Some records:

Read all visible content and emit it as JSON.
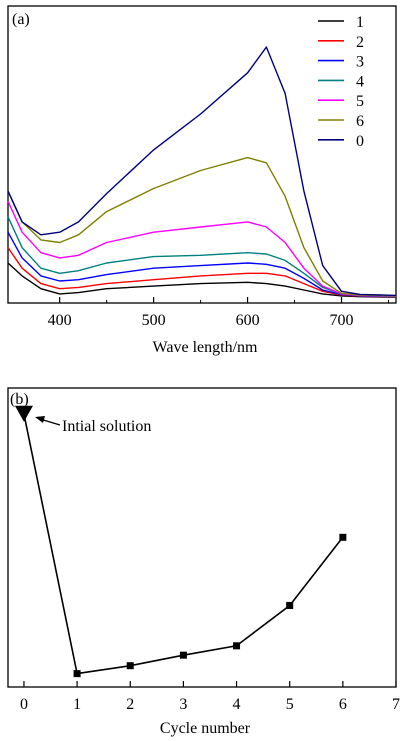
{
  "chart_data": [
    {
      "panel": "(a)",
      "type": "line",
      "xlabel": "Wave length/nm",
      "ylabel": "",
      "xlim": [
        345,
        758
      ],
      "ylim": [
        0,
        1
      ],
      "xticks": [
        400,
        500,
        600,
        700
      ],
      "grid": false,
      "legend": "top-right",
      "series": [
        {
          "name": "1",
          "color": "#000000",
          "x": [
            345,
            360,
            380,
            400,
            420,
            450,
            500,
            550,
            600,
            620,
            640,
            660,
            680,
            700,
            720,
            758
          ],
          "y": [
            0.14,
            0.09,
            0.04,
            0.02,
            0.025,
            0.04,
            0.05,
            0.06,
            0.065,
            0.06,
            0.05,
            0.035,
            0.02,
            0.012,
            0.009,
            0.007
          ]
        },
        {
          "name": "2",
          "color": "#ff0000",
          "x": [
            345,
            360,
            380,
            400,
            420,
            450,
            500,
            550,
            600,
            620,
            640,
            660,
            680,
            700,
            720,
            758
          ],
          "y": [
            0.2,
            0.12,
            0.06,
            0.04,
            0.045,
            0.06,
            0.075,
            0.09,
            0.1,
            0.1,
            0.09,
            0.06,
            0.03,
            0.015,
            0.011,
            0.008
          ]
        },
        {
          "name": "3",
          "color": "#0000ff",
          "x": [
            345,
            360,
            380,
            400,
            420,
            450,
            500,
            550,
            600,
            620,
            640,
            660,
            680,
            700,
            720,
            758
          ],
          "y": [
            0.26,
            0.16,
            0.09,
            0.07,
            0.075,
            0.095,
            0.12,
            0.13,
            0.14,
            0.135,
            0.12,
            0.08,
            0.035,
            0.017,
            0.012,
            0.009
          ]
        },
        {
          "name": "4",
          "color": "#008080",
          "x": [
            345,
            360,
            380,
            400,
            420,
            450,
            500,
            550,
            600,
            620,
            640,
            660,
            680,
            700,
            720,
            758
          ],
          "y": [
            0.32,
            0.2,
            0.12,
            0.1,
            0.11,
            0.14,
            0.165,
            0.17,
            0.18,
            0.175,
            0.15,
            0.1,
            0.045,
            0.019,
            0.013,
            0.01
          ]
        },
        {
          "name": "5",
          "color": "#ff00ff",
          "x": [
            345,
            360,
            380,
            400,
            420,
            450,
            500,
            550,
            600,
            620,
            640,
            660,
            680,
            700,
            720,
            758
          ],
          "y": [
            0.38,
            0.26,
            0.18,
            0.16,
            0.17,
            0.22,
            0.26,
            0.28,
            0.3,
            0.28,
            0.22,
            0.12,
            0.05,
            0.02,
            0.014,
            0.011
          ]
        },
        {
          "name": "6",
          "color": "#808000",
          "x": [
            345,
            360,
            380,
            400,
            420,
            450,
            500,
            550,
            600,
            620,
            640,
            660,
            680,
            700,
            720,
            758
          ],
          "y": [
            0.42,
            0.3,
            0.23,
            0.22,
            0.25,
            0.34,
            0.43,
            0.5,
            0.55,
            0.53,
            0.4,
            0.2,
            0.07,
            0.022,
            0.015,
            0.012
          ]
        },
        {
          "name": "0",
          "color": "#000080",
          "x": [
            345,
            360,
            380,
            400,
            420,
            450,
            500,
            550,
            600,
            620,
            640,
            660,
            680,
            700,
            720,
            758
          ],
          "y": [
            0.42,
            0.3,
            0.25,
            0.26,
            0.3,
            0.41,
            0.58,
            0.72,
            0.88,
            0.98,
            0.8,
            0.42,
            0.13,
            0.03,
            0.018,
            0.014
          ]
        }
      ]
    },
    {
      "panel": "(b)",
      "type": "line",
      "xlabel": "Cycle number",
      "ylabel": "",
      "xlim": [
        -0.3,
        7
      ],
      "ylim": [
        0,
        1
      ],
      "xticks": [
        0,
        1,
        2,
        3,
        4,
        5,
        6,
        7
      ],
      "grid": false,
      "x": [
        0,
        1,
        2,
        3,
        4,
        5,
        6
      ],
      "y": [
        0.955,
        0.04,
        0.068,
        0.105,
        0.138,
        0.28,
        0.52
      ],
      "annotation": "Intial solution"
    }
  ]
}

EXERCISE DIRECTIONS: Copy the records exactly as they appear, excluding images.

REPLY TO THE TASK:
Read all visible content and emit it as JSON.
{
  "chart_data": [
    {
      "panel": "(a)",
      "type": "line",
      "xlabel": "Wave length/nm",
      "ylabel": "",
      "xlim": [
        345,
        758
      ],
      "ylim": [
        0,
        1
      ],
      "xticks": [
        400,
        500,
        600,
        700
      ],
      "grid": false,
      "legend": "top-right",
      "series": [
        {
          "name": "1",
          "color": "#000000",
          "x": [
            345,
            360,
            380,
            400,
            420,
            450,
            500,
            550,
            600,
            620,
            640,
            660,
            680,
            700,
            720,
            758
          ],
          "y": [
            0.14,
            0.09,
            0.04,
            0.02,
            0.025,
            0.04,
            0.05,
            0.06,
            0.065,
            0.06,
            0.05,
            0.035,
            0.02,
            0.012,
            0.009,
            0.007
          ]
        },
        {
          "name": "2",
          "color": "#ff0000",
          "x": [
            345,
            360,
            380,
            400,
            420,
            450,
            500,
            550,
            600,
            620,
            640,
            660,
            680,
            700,
            720,
            758
          ],
          "y": [
            0.2,
            0.12,
            0.06,
            0.04,
            0.045,
            0.06,
            0.075,
            0.09,
            0.1,
            0.1,
            0.09,
            0.06,
            0.03,
            0.015,
            0.011,
            0.008
          ]
        },
        {
          "name": "3",
          "color": "#0000ff",
          "x": [
            345,
            360,
            380,
            400,
            420,
            450,
            500,
            550,
            600,
            620,
            640,
            660,
            680,
            700,
            720,
            758
          ],
          "y": [
            0.26,
            0.16,
            0.09,
            0.07,
            0.075,
            0.095,
            0.12,
            0.13,
            0.14,
            0.135,
            0.12,
            0.08,
            0.035,
            0.017,
            0.012,
            0.009
          ]
        },
        {
          "name": "4",
          "color": "#008080",
          "x": [
            345,
            360,
            380,
            400,
            420,
            450,
            500,
            550,
            600,
            620,
            640,
            660,
            680,
            700,
            720,
            758
          ],
          "y": [
            0.32,
            0.2,
            0.12,
            0.1,
            0.11,
            0.14,
            0.165,
            0.17,
            0.18,
            0.175,
            0.15,
            0.1,
            0.045,
            0.019,
            0.013,
            0.01
          ]
        },
        {
          "name": "5",
          "color": "#ff00ff",
          "x": [
            345,
            360,
            380,
            400,
            420,
            450,
            500,
            550,
            600,
            620,
            640,
            660,
            680,
            700,
            720,
            758
          ],
          "y": [
            0.38,
            0.26,
            0.18,
            0.16,
            0.17,
            0.22,
            0.26,
            0.28,
            0.3,
            0.28,
            0.22,
            0.12,
            0.05,
            0.02,
            0.014,
            0.011
          ]
        },
        {
          "name": "6",
          "color": "#808000",
          "x": [
            345,
            360,
            380,
            400,
            420,
            450,
            500,
            550,
            600,
            620,
            640,
            660,
            680,
            700,
            720,
            758
          ],
          "y": [
            0.42,
            0.3,
            0.23,
            0.22,
            0.25,
            0.34,
            0.43,
            0.5,
            0.55,
            0.53,
            0.4,
            0.2,
            0.07,
            0.022,
            0.015,
            0.012
          ]
        },
        {
          "name": "0",
          "color": "#000080",
          "x": [
            345,
            360,
            380,
            400,
            420,
            450,
            500,
            550,
            600,
            620,
            640,
            660,
            680,
            700,
            720,
            758
          ],
          "y": [
            0.42,
            0.3,
            0.25,
            0.26,
            0.3,
            0.41,
            0.58,
            0.72,
            0.88,
            0.98,
            0.8,
            0.42,
            0.13,
            0.03,
            0.018,
            0.014
          ]
        }
      ]
    },
    {
      "panel": "(b)",
      "type": "line",
      "xlabel": "Cycle number",
      "ylabel": "",
      "xlim": [
        -0.3,
        7
      ],
      "ylim": [
        0,
        1
      ],
      "xticks": [
        0,
        1,
        2,
        3,
        4,
        5,
        6,
        7
      ],
      "grid": false,
      "x": [
        0,
        1,
        2,
        3,
        4,
        5,
        6
      ],
      "y": [
        0.955,
        0.04,
        0.068,
        0.105,
        0.138,
        0.28,
        0.52
      ],
      "annotation": "Intial solution"
    }
  ]
}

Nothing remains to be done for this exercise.